[START]

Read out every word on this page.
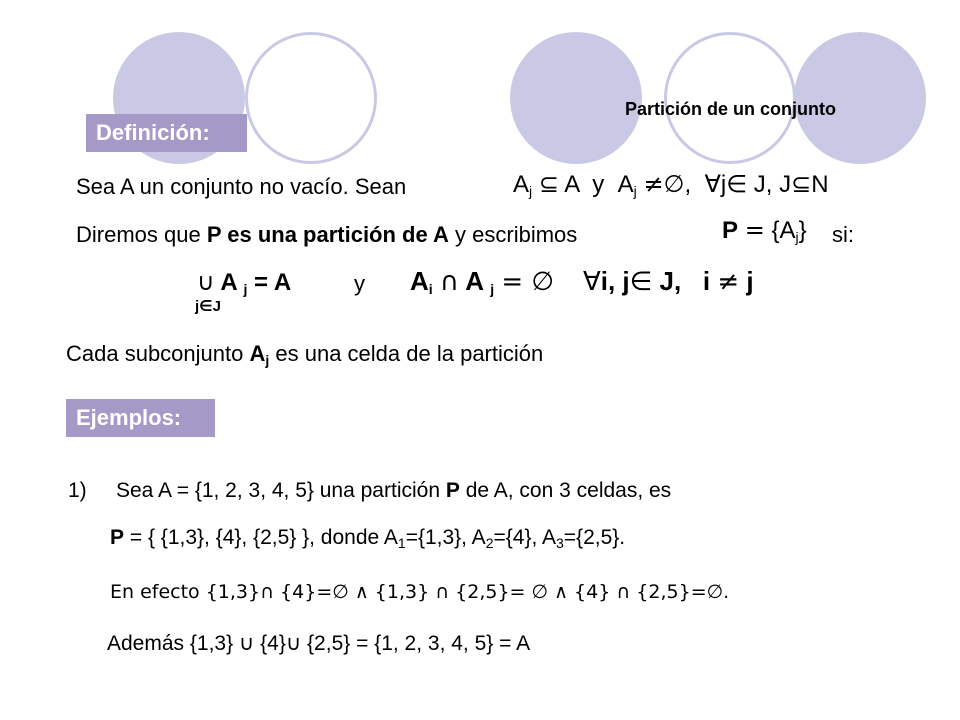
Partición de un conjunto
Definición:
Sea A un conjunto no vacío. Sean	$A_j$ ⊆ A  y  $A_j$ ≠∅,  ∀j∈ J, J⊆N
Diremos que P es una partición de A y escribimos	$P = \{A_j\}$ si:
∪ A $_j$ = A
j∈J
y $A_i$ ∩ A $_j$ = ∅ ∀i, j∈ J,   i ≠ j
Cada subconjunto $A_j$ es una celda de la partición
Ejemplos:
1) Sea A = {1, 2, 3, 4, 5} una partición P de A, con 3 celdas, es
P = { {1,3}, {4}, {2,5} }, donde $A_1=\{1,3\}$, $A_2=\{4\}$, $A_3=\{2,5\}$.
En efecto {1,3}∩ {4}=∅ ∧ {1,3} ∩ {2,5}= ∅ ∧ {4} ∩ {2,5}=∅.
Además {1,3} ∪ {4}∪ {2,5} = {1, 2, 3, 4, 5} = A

[END]
[START]

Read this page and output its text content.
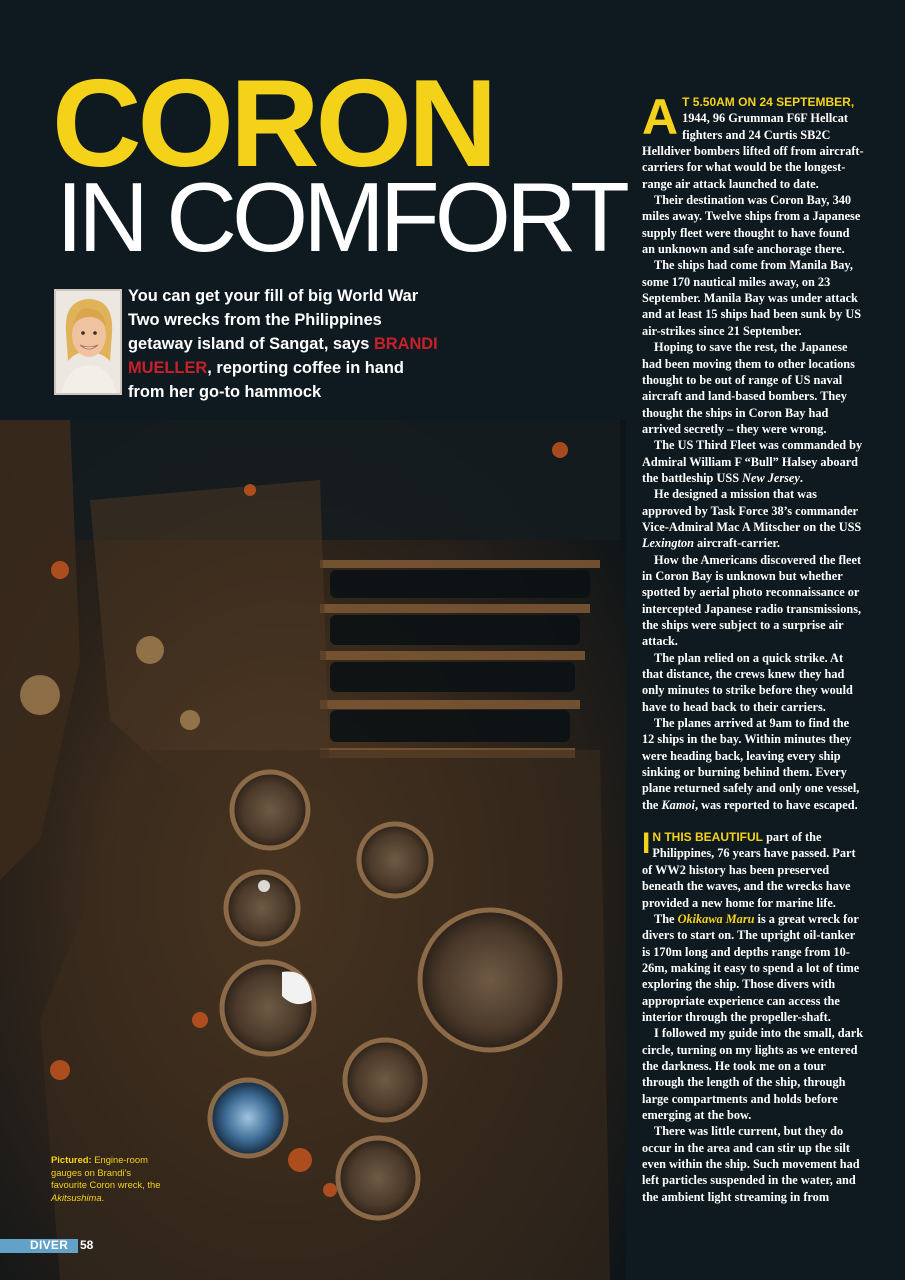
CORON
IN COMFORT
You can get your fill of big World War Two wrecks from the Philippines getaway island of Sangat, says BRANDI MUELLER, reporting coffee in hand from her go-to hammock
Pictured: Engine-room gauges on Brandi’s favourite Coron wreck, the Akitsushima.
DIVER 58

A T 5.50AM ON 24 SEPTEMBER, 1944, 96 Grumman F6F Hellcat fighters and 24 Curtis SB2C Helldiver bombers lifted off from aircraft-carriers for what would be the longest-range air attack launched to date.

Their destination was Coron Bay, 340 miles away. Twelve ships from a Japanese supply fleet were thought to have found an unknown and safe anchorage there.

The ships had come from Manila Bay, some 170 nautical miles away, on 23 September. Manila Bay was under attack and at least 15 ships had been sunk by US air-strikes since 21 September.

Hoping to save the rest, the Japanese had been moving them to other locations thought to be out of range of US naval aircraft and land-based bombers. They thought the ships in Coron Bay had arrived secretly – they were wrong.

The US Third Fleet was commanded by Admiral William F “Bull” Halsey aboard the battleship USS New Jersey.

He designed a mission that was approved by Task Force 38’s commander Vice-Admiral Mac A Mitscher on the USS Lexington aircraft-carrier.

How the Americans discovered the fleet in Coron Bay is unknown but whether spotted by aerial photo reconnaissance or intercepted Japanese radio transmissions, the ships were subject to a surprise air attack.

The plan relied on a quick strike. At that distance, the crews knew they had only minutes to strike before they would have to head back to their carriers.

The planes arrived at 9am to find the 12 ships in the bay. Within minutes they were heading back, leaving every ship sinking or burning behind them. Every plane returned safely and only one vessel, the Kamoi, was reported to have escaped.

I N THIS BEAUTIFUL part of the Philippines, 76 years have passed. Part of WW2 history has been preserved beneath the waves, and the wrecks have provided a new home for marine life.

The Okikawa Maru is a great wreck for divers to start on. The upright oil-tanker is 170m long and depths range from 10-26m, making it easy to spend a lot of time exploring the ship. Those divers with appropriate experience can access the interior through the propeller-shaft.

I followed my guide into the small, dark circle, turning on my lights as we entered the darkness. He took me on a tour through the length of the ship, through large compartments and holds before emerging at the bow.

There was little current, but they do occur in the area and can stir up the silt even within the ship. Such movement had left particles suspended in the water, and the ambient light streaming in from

[END]
[START]

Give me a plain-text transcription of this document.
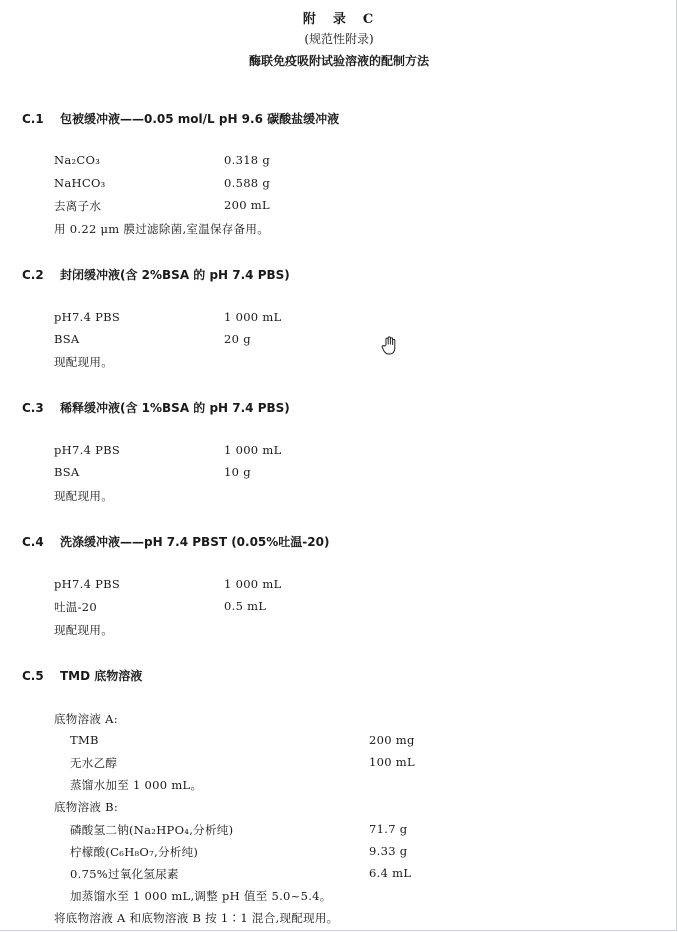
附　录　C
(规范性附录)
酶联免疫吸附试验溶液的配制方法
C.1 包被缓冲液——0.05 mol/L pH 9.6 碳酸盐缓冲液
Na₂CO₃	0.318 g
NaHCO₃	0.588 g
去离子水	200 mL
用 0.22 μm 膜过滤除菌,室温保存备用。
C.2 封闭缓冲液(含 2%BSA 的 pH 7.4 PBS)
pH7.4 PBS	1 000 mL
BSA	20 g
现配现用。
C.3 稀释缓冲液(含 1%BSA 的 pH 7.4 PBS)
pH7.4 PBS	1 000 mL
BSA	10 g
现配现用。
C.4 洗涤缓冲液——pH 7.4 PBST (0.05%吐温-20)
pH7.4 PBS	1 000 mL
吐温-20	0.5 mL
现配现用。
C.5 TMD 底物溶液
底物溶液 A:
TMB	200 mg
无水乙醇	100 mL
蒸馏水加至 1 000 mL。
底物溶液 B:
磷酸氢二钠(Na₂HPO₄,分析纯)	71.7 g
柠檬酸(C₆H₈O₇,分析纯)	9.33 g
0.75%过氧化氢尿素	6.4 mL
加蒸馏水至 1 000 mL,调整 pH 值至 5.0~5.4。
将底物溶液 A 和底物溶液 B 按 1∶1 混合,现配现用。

[END]

■ SET EXERCISE ■
Each line with the string "minutes" in it needs to be found and copied.

■ RESULT OF THE TASK ■
The plan relied on a quick strike. At that distance, the crews knew they had only minutes to strike before they would have to head back to their carriers.
The planes arrived at 9am to find the 12 ships in the bay. Within minutes they were heading back, leaving every ship sinking or burning behind them. Every plane returned safely and only one vessel, the Kamoi, was reported to have escaped.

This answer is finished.